Set problem. Reproduce the material word for word; the images stay out.

Supplied information.
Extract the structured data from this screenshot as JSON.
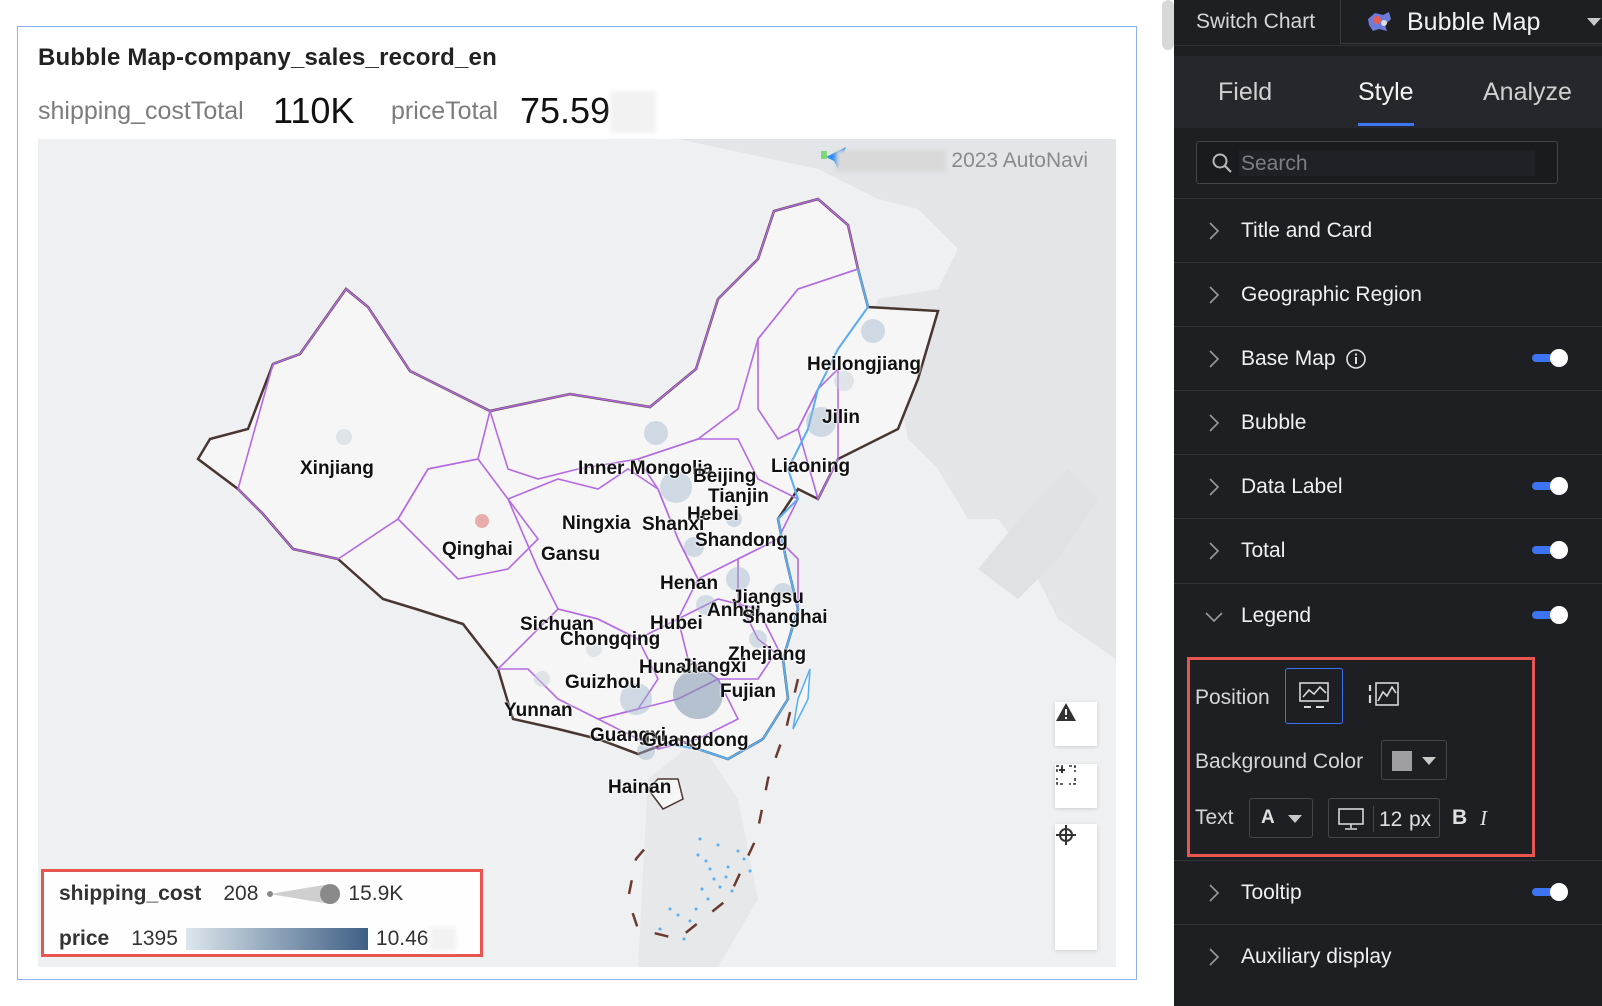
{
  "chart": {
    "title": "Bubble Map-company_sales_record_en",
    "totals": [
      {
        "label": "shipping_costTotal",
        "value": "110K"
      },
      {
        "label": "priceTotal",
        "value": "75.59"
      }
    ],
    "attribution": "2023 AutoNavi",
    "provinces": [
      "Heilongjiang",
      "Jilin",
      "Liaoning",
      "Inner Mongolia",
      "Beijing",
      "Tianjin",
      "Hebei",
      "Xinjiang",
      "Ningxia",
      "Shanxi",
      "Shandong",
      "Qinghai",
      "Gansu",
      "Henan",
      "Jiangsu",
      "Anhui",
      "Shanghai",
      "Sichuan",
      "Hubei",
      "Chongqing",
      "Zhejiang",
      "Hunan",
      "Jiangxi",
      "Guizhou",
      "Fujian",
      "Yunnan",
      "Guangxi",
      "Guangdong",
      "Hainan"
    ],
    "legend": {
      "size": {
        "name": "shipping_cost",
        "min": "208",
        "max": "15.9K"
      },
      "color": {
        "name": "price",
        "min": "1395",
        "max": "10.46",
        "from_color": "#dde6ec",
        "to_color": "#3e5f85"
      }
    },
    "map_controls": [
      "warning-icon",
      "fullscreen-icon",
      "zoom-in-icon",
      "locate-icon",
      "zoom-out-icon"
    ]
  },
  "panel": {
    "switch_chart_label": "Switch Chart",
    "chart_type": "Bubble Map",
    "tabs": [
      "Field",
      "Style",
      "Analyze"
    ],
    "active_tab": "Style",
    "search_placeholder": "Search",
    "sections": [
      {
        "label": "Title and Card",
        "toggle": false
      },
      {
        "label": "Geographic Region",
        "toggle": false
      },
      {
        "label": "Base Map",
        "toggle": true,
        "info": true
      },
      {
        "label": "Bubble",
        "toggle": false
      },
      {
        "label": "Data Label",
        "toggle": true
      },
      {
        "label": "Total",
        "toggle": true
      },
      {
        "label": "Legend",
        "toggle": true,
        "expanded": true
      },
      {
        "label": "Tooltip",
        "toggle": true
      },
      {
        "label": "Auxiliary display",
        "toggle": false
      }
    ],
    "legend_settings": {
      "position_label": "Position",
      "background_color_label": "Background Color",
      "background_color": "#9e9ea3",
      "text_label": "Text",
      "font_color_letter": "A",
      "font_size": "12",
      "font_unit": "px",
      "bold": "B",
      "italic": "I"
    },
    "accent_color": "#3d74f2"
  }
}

Answer in full.
Extract the structured data from this screenshot as JSON.
{
  "chart": {
    "title": "Bubble Map-company_sales_record_en",
    "totals": [
      {
        "label": "shipping_costTotal",
        "value": "110K"
      },
      {
        "label": "priceTotal",
        "value": "75.59"
      }
    ],
    "attribution": "2023 AutoNavi",
    "provinces": [
      "Heilongjiang",
      "Jilin",
      "Liaoning",
      "Inner Mongolia",
      "Beijing",
      "Tianjin",
      "Hebei",
      "Xinjiang",
      "Ningxia",
      "Shanxi",
      "Shandong",
      "Qinghai",
      "Gansu",
      "Henan",
      "Jiangsu",
      "Anhui",
      "Shanghai",
      "Sichuan",
      "Hubei",
      "Chongqing",
      "Zhejiang",
      "Hunan",
      "Jiangxi",
      "Guizhou",
      "Fujian",
      "Yunnan",
      "Guangxi",
      "Guangdong",
      "Hainan"
    ],
    "legend": {
      "size": {
        "name": "shipping_cost",
        "min": "208",
        "max": "15.9K"
      },
      "color": {
        "name": "price",
        "min": "1395",
        "max": "10.46",
        "from_color": "#dde6ec",
        "to_color": "#3e5f85"
      }
    },
    "map_controls": [
      "warning-icon",
      "fullscreen-icon",
      "zoom-in-icon",
      "locate-icon",
      "zoom-out-icon"
    ]
  },
  "panel": {
    "switch_chart_label": "Switch Chart",
    "chart_type": "Bubble Map",
    "tabs": [
      "Field",
      "Style",
      "Analyze"
    ],
    "active_tab": "Style",
    "search_placeholder": "Search",
    "sections": [
      {
        "label": "Title and Card",
        "toggle": false
      },
      {
        "label": "Geographic Region",
        "toggle": false
      },
      {
        "label": "Base Map",
        "toggle": true,
        "info": true
      },
      {
        "label": "Bubble",
        "toggle": false
      },
      {
        "label": "Data Label",
        "toggle": true
      },
      {
        "label": "Total",
        "toggle": true
      },
      {
        "label": "Legend",
        "toggle": true,
        "expanded": true
      },
      {
        "label": "Tooltip",
        "toggle": true
      },
      {
        "label": "Auxiliary display",
        "toggle": false
      }
    ],
    "legend_settings": {
      "position_label": "Position",
      "background_color_label": "Background Color",
      "background_color": "#9e9ea3",
      "text_label": "Text",
      "font_color_letter": "A",
      "font_size": "12",
      "font_unit": "px",
      "bold": "B",
      "italic": "I"
    },
    "accent_color": "#3d74f2"
  }
}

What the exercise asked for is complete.